• **PROBLEM DETAILS**
Search the listing below for the string "background" and show each line that contains it.

• **DATA TO USE**
· · ·

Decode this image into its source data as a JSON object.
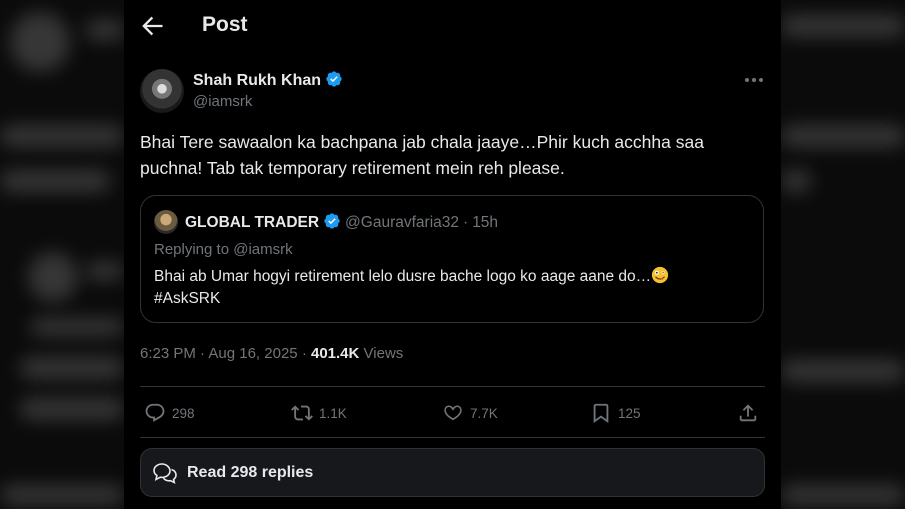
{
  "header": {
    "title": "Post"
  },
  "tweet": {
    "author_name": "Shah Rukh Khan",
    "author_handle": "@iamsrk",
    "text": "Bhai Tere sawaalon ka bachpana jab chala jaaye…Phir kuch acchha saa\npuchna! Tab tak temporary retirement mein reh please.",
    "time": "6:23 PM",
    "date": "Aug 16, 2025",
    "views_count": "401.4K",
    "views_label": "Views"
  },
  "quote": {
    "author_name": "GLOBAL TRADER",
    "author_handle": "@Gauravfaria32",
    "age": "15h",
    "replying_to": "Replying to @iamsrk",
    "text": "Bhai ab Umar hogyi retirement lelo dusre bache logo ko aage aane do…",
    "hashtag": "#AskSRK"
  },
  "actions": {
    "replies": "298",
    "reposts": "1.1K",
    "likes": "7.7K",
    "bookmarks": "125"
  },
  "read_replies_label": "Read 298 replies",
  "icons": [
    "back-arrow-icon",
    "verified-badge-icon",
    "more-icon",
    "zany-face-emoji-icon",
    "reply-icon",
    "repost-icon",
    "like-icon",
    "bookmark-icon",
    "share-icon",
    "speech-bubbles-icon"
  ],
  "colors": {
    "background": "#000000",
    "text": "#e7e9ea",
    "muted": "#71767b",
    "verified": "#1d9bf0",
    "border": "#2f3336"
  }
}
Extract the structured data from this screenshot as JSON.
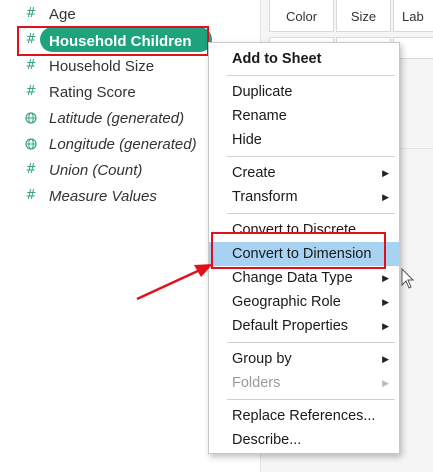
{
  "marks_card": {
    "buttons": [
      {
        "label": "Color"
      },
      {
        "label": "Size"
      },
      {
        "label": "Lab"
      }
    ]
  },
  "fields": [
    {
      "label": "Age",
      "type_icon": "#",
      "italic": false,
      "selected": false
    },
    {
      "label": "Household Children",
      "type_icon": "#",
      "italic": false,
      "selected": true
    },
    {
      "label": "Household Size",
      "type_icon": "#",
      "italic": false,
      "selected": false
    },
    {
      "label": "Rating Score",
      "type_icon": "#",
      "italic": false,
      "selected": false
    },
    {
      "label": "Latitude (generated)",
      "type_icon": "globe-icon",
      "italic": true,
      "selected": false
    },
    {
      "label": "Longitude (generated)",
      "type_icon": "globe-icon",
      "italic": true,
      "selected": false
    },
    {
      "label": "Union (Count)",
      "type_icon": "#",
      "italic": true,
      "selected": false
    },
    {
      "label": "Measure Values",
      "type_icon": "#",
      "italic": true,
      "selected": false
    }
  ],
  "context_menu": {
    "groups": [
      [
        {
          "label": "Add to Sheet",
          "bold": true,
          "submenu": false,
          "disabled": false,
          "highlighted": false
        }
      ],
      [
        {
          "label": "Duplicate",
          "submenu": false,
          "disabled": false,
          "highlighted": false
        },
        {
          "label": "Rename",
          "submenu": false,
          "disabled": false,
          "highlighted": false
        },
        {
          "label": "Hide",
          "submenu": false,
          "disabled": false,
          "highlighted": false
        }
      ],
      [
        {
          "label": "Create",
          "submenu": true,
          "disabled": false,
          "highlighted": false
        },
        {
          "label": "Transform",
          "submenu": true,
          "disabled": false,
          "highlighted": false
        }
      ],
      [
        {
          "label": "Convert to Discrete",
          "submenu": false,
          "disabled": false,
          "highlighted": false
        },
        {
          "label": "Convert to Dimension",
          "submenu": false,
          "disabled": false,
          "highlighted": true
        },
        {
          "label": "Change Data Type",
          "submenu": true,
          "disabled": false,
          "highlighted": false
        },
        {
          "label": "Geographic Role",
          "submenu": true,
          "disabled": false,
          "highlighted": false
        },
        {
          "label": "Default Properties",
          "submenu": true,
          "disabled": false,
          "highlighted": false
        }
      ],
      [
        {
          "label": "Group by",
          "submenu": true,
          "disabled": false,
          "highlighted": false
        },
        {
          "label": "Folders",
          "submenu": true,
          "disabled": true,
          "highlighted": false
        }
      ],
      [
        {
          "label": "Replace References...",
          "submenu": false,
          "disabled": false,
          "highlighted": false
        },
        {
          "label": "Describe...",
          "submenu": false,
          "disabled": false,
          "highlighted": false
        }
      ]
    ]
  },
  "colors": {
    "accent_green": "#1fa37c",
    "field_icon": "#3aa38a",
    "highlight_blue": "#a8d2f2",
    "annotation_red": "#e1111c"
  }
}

· · ·

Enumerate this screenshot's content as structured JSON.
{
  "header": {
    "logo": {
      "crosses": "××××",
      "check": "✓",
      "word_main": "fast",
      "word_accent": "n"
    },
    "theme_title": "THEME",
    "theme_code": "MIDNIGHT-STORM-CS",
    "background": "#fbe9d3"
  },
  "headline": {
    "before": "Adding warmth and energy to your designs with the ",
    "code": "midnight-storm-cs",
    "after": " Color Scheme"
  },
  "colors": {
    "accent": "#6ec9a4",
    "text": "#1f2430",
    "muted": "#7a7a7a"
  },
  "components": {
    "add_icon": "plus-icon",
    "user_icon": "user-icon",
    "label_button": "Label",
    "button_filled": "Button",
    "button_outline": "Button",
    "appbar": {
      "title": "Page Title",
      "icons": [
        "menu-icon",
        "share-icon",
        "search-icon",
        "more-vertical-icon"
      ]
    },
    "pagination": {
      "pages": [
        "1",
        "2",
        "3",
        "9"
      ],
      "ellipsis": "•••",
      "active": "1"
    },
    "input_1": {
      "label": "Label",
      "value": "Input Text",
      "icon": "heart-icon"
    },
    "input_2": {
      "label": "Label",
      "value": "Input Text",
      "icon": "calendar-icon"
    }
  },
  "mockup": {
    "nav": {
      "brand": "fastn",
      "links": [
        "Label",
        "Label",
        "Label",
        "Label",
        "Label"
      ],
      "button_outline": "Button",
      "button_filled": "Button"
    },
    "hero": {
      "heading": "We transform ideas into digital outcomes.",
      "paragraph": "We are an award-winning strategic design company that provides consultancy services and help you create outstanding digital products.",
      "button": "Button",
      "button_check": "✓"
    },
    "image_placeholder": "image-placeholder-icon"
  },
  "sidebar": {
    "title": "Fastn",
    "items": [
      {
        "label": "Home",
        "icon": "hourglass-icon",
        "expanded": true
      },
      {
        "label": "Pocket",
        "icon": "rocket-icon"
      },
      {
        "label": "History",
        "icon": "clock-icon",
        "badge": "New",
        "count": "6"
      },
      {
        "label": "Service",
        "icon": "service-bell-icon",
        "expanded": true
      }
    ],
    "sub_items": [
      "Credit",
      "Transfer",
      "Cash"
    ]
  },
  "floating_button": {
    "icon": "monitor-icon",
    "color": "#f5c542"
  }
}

· · ·

• **COMPLETE RESPONSE**
    "background": "#000000",
    "background": "#fbe9d3"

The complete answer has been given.